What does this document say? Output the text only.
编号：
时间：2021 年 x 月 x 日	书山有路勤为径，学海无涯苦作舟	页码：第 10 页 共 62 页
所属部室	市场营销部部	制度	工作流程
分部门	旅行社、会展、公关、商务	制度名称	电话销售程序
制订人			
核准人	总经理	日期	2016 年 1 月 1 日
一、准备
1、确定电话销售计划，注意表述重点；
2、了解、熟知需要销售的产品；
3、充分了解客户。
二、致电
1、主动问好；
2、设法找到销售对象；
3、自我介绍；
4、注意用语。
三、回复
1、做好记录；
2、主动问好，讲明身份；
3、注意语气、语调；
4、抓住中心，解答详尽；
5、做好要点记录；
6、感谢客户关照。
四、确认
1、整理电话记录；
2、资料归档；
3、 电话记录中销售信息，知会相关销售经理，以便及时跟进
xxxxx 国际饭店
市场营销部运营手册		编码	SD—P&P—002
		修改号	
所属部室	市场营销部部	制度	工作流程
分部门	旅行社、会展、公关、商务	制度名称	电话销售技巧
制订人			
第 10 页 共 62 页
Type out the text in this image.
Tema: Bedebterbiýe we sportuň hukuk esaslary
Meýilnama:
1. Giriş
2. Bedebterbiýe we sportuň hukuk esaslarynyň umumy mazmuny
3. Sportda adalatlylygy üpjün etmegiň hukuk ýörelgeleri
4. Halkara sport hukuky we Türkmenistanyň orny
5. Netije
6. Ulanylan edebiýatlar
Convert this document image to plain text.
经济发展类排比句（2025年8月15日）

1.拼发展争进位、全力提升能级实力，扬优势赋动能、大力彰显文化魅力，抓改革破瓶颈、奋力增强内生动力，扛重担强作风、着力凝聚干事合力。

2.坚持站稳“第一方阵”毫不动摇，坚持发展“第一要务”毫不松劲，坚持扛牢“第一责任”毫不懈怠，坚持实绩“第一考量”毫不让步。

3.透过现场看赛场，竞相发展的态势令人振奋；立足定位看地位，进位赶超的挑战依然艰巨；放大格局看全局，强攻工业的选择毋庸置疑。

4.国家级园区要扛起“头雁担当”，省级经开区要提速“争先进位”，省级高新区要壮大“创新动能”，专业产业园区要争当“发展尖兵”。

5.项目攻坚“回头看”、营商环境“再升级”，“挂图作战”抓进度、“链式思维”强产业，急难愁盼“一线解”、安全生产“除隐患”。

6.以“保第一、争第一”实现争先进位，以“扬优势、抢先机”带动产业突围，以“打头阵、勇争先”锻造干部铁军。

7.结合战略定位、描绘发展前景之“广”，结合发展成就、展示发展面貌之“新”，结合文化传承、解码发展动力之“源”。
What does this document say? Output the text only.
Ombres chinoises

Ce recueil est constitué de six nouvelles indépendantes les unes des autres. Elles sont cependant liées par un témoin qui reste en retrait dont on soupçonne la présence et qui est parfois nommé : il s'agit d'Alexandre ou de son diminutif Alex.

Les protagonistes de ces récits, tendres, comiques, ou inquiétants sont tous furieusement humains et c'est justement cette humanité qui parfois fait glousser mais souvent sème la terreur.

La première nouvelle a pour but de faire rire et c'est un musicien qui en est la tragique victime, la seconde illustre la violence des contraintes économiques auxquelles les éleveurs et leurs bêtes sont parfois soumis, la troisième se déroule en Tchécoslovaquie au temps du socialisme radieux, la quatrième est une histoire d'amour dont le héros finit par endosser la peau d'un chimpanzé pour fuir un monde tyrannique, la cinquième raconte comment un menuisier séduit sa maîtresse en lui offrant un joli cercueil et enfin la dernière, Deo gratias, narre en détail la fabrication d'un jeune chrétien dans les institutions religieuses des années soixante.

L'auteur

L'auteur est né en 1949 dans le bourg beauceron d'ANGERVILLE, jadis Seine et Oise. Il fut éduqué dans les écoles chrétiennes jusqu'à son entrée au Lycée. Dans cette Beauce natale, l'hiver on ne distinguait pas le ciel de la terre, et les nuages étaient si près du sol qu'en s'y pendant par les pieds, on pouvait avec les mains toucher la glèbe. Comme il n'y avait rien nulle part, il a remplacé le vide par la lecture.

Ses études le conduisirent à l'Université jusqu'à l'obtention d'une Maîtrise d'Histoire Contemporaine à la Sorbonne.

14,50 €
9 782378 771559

DIRECTION -
Exactly reproduce every line of the records.

WRITTEN RESPONSE -
What does this document say? Output the text only.
编号：
时间：2021 年 x 月 x 日	书山有路勤为径，学海无涯苦作舟	页码：第 10 页 共 62 页
所属部室	市场营销部部	制度	工作流程
分部门	旅行社、会展、公关、商务	制度名称	电话销售程序
制订人			
核准人	总经理	日期	2016 年 1 月 1 日
一、准备
1、确定电话销售计划，注意表述重点；
2、了解、熟知需要销售的产品；
3、充分了解客户。
二、致电
1、主动问好；
2、设法找到销售对象；
3、自我介绍；
4、注意用语。
三、回复
1、做好记录；
2、主动问好，讲明身份；
3、注意语气、语调；
4、抓住中心，解答详尽；
5、做好要点记录；
6、感谢客户关照。
四、确认
1、整理电话记录；
2、资料归档；
3、 电话记录中销售信息，知会相关销售经理，以便及时跟进
xxxxx 国际饭店
市场营销部运营手册		编码	SD—P&P—002
		修改号	
所属部室	市场营销部部	制度	工作流程
分部门	旅行社、会展、公关、商务	制度名称	电话销售技巧
制订人			
第 10 页 共 62 页
Type out the text in this image.
Tema: Bedebterbiýe we sportuň hukuk esaslary
Meýilnama:
1. Giriş
2. Bedebterbiýe we sportuň hukuk esaslarynyň umumy mazmuny
3. Sportda adalatlylygy üpjün etmegiň hukuk ýörelgeleri
4. Halkara sport hukuky we Türkmenistanyň orny
5. Netije
6. Ulanylan edebiýatlar
Convert this document image to plain text.
经济发展类排比句（2025年8月15日）

1.拼发展争进位、全力提升能级实力，扬优势赋动能、大力彰显文化魅力，抓改革破瓶颈、奋力增强内生动力，扛重担强作风、着力凝聚干事合力。

2.坚持站稳“第一方阵”毫不动摇，坚持发展“第一要务”毫不松劲，坚持扛牢“第一责任”毫不懈怠，坚持实绩“第一考量”毫不让步。

3.透过现场看赛场，竞相发展的态势令人振奋；立足定位看地位，进位赶超的挑战依然艰巨；放大格局看全局，强攻工业的选择毋庸置疑。

4.国家级园区要扛起“头雁担当”，省级经开区要提速“争先进位”，省级高新区要壮大“创新动能”，专业产业园区要争当“发展尖兵”。

5.项目攻坚“回头看”、营商环境“再升级”，“挂图作战”抓进度、“链式思维”强产业，急难愁盼“一线解”、安全生产“除隐患”。

6.以“保第一、争第一”实现争先进位，以“扬优势、抢先机”带动产业突围，以“打头阵、勇争先”锻造干部铁军。

7.结合战略定位、描绘发展前景之“广”，结合发展成就、展示发展面貌之“新”，结合文化传承、解码发展动力之“源”。
What does this document say? Output the text only.
Ombres chinoises

Ce recueil est constitué de six nouvelles indépendantes les unes des autres. Elles sont cependant liées par un témoin qui reste en retrait dont on soupçonne la présence et qui est parfois nommé : il s'agit d'Alexandre ou de son diminutif Alex.

Les protagonistes de ces récits, tendres, comiques, ou inquiétants sont tous furieusement humains et c'est justement cette humanité qui parfois fait glousser mais souvent sème la terreur.

La première nouvelle a pour but de faire rire et c'est un musicien qui en est la tragique victime, la seconde illustre la violence des contraintes économiques auxquelles les éleveurs et leurs bêtes sont parfois soumis, la troisième se déroule en Tchécoslovaquie au temps du socialisme radieux, la quatrième est une histoire d'amour dont le héros finit par endosser la peau d'un chimpanzé pour fuir un monde tyrannique, la cinquième raconte comment un menuisier séduit sa maîtresse en lui offrant un joli cercueil et enfin la dernière, Deo gratias, narre en détail la fabrication d'un jeune chrétien dans les institutions religieuses des années soixante.

L'auteur

L'auteur est né en 1949 dans le bourg beauceron d'ANGERVILLE, jadis Seine et Oise. Il fut éduqué dans les écoles chrétiennes jusqu'à son entrée au Lycée. Dans cette Beauce natale, l'hiver on ne distinguait pas le ciel de la terre, et les nuages étaient si près du sol qu'en s'y pendant par les pieds, on pouvait avec les mains toucher la glèbe. Comme il n'y avait rien nulle part, il a remplacé le vide par la lecture.

Ses études le conduisirent à l'Université jusqu'à l'obtention d'une Maîtrise d'Histoire Contemporaine à la Sorbonne.

14,50 €
9 782378 771559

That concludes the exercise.